> GIVEN PROBLEM
Omit the images, then output each of the records below exactly.

Data records
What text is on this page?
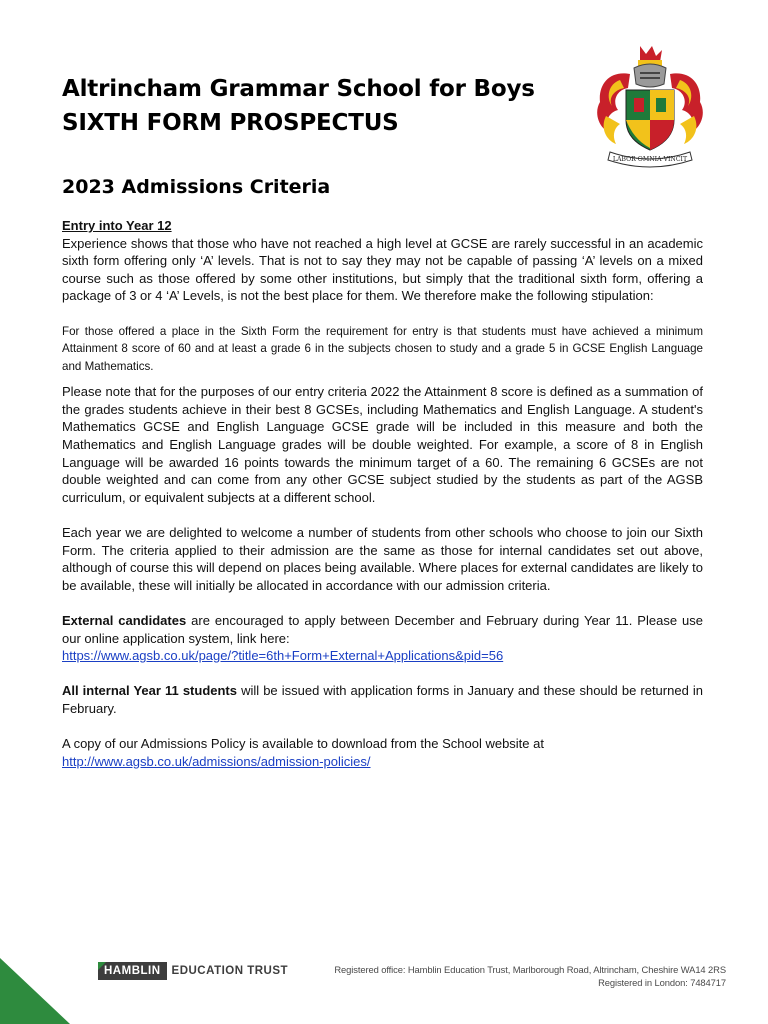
Altrincham Grammar School for Boys
SIXTH FORM PROSPECTUS
LABOR·OMNIA·VINCIT
2023 Admissions Criteria

Entry into Year 12

Experience shows that those who have not reached a high level at GCSE are rarely successful in an academic sixth form offering only ‘A’ levels. That is not to say they may not be capable of passing ‘A’ levels on a mixed course such as those offered by some other institutions, but simply that the traditional sixth form, offering a package of 3 or 4 ‘A’ Levels, is not the best place for them. We therefore make the following stipulation:

For those offered a place in the Sixth Form the requirement for entry is that students must have achieved a minimum Attainment 8 score of 60 and at least a grade 6 in the subjects chosen to study and a grade 5 in GCSE English Language and Mathematics.

Please note that for the purposes of our entry criteria 2022 the Attainment 8 score is defined as a summation of the grades students achieve in their best 8 GCSEs, including Mathematics and English Language. A student's Mathematics GCSE and English Language GCSE grade will be included in this measure and both the Mathematics and English Language grades will be double weighted. For example, a score of 8 in English Language will be awarded 16 points towards the minimum target of a 60. The remaining 6 GCSEs are not double weighted and can come from any other GCSE subject studied by the students as part of the AGSB curriculum, or equivalent subjects at a different school.

Each year we are delighted to welcome a number of students from other schools who choose to join our Sixth Form. The criteria applied to their admission are the same as those for internal candidates set out above, although of course this will depend on places being available. Where places for external candidates are likely to be available, these will initially be allocated in accordance with our admission criteria.

External candidates are encouraged to apply between December and February during Year 11. Please use our online application system, link here:
https://www.agsb.co.uk/page/?title=6th+Form+External+Applications&pid=56

All internal Year 11 students will be issued with application forms in January and these should be returned in February.

A copy of our Admissions Policy is available to download from the School website at
http://www.agsb.co.uk/admissions/admission-policies/

HAMBLIN EDUCATION TRUST	Registered office: Hamblin Education Trust, Marlborough Road, Altrincham, Cheshire WA14 2RS
Registered in London: 7484717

> REPLY TO THE EXERCISE
What text is on this page?
Altrincham Grammar School for Boys
SIXTH FORM PROSPECTUS
LABOR·OMNIA·VINCIT
2023 Admissions Criteria

Entry into Year 12

Experience shows that those who have not reached a high level at GCSE are rarely successful in an academic sixth form offering only ‘A’ levels. That is not to say they may not be capable of passing ‘A’ levels on a mixed course such as those offered by some other institutions, but simply that the traditional sixth form, offering a package of 3 or 4 ‘A’ Levels, is not the best place for them. We therefore make the following stipulation:

For those offered a place in the Sixth Form the requirement for entry is that students must have achieved a minimum Attainment 8 score of 60 and at least a grade 6 in the subjects chosen to study and a grade 5 in GCSE English Language and Mathematics.

Please note that for the purposes of our entry criteria 2022 the Attainment 8 score is defined as a summation of the grades students achieve in their best 8 GCSEs, including Mathematics and English Language. A student's Mathematics GCSE and English Language GCSE grade will be included in this measure and both the Mathematics and English Language grades will be double weighted. For example, a score of 8 in English Language will be awarded 16 points towards the minimum target of a 60. The remaining 6 GCSEs are not double weighted and can come from any other GCSE subject studied by the students as part of the AGSB curriculum, or equivalent subjects at a different school.

Each year we are delighted to welcome a number of students from other schools who choose to join our Sixth Form. The criteria applied to their admission are the same as those for internal candidates set out above, although of course this will depend on places being available. Where places for external candidates are likely to be available, these will initially be allocated in accordance with our admission criteria.

External candidates are encouraged to apply between December and February during Year 11. Please use our online application system, link here:
https://www.agsb.co.uk/page/?title=6th+Form+External+Applications&pid=56

All internal Year 11 students will be issued with application forms in January and these should be returned in February.

A copy of our Admissions Policy is available to download from the School website at
http://www.agsb.co.uk/admissions/admission-policies/

HAMBLIN EDUCATION TRUST	Registered office: Hamblin Education Trust, Marlborough Road, Altrincham, Cheshire WA14 2RS
Registered in London: 7484717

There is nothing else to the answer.